:: Your instructions ::
In the data, extract each line that holds the string "document".

:: Listed entries ::
..........
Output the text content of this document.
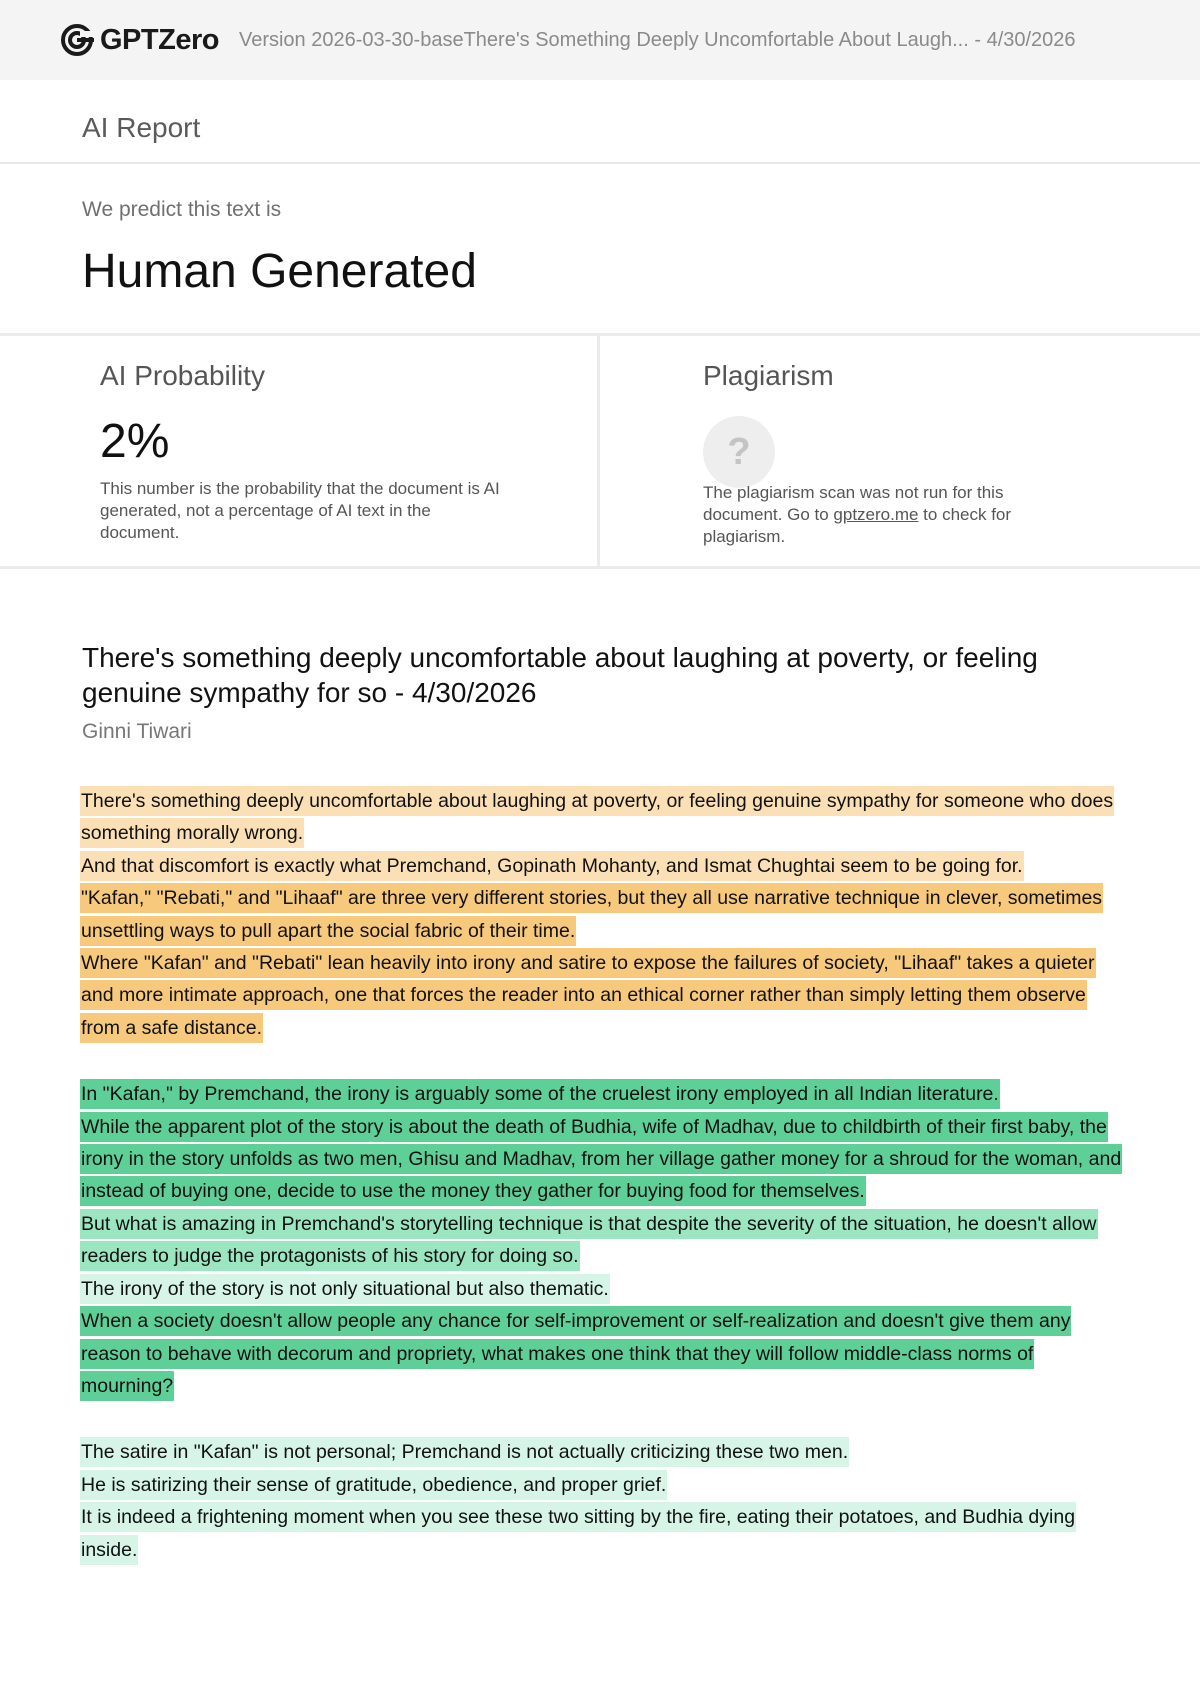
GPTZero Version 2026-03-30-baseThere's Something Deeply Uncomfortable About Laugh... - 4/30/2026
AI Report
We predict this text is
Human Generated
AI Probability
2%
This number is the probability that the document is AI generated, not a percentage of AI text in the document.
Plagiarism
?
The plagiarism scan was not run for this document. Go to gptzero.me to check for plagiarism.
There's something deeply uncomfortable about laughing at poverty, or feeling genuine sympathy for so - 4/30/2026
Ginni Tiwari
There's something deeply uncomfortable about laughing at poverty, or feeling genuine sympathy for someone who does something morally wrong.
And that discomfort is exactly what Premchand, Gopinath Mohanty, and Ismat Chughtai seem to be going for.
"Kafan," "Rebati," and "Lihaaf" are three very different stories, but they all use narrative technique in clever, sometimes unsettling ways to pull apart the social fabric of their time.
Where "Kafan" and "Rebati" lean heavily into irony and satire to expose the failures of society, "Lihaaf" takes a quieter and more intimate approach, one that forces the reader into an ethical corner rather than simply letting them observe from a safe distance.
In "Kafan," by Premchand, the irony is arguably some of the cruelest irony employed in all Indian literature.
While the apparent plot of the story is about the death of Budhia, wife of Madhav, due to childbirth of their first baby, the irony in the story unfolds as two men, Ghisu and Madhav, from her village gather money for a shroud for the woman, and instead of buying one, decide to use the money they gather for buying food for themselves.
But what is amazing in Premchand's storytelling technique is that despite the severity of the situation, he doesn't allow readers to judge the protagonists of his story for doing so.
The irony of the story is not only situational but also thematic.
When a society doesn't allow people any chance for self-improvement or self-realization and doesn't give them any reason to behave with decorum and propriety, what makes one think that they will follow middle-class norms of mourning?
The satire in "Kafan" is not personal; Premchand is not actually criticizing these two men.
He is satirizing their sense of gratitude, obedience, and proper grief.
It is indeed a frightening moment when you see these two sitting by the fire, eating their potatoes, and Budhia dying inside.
..........
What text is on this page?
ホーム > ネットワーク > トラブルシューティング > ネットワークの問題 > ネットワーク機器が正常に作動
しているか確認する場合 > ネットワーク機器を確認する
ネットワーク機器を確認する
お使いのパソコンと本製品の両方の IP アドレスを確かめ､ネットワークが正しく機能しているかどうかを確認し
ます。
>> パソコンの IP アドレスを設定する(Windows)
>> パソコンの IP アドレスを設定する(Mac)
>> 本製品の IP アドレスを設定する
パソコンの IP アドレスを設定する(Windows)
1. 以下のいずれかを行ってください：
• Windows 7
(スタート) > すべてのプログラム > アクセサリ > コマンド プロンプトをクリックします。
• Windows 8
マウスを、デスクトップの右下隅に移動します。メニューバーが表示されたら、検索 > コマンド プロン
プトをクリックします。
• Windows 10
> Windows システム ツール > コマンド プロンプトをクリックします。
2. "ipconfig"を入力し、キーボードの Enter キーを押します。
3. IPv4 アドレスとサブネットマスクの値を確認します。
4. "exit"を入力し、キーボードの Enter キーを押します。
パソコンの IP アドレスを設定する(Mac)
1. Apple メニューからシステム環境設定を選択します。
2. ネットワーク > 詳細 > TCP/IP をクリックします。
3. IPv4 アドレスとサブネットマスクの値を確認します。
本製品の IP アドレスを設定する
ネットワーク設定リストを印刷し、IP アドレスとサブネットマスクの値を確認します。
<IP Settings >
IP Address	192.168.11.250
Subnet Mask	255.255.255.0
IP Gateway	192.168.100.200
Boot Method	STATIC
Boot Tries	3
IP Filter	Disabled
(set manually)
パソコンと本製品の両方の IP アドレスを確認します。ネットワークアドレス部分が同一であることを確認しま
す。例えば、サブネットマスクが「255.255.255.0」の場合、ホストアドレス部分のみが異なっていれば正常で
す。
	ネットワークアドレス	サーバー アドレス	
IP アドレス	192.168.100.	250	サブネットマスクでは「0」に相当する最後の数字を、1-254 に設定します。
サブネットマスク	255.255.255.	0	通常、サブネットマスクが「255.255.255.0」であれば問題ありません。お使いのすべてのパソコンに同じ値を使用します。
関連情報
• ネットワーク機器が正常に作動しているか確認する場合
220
..........
:: Result ::
Output the text content of this document.
This number is the probability that the document is AI generated, not a percentage of AI text in the document.
The plagiarism scan was not run for this document. Go to gptzero.me to check for plagiarism.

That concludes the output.